- Supplied material -
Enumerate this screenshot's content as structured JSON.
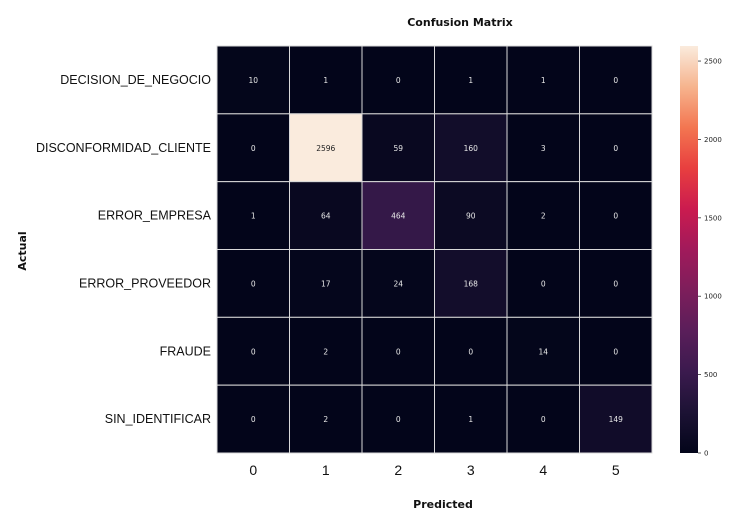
{
  "chart_data": {
    "type": "heatmap",
    "title": "Confusion Matrix",
    "xlabel": "Predicted",
    "ylabel": "Actual",
    "row_labels": [
      "DECISION_DE_NEGOCIO",
      "DISCONFORMIDAD_CLIENTE",
      "ERROR_EMPRESA",
      "ERROR_PROVEEDOR",
      "FRAUDE",
      "SIN_IDENTIFICAR"
    ],
    "col_labels": [
      "0",
      "1",
      "2",
      "3",
      "4",
      "5"
    ],
    "values": [
      [
        10,
        1,
        0,
        1,
        1,
        0
      ],
      [
        0,
        2596,
        59,
        160,
        3,
        0
      ],
      [
        1,
        64,
        464,
        90,
        2,
        0
      ],
      [
        0,
        17,
        24,
        168,
        0,
        0
      ],
      [
        0,
        2,
        0,
        0,
        14,
        0
      ],
      [
        0,
        2,
        0,
        1,
        0,
        149
      ]
    ],
    "colorbar": {
      "range": [
        0,
        2596
      ],
      "ticks": [
        0,
        500,
        1000,
        1500,
        2000,
        2500
      ]
    },
    "colormap": "rocket",
    "grid": true
  }
}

- Exercise objective -
The records above must be transcribed exactly. Pictures are left out of the copy.

- Output of the exercise -
Enumerate this screenshot's content as structured JSON.
{
  "chart_data": {
    "type": "heatmap",
    "title": "Confusion Matrix",
    "xlabel": "Predicted",
    "ylabel": "Actual",
    "row_labels": [
      "DECISION_DE_NEGOCIO",
      "DISCONFORMIDAD_CLIENTE",
      "ERROR_EMPRESA",
      "ERROR_PROVEEDOR",
      "FRAUDE",
      "SIN_IDENTIFICAR"
    ],
    "col_labels": [
      "0",
      "1",
      "2",
      "3",
      "4",
      "5"
    ],
    "values": [
      [
        10,
        1,
        0,
        1,
        1,
        0
      ],
      [
        0,
        2596,
        59,
        160,
        3,
        0
      ],
      [
        1,
        64,
        464,
        90,
        2,
        0
      ],
      [
        0,
        17,
        24,
        168,
        0,
        0
      ],
      [
        0,
        2,
        0,
        0,
        14,
        0
      ],
      [
        0,
        2,
        0,
        1,
        0,
        149
      ]
    ],
    "colorbar": {
      "range": [
        0,
        2596
      ],
      "ticks": [
        0,
        500,
        1000,
        1500,
        2000,
        2500
      ]
    },
    "colormap": "rocket",
    "grid": true
  }
}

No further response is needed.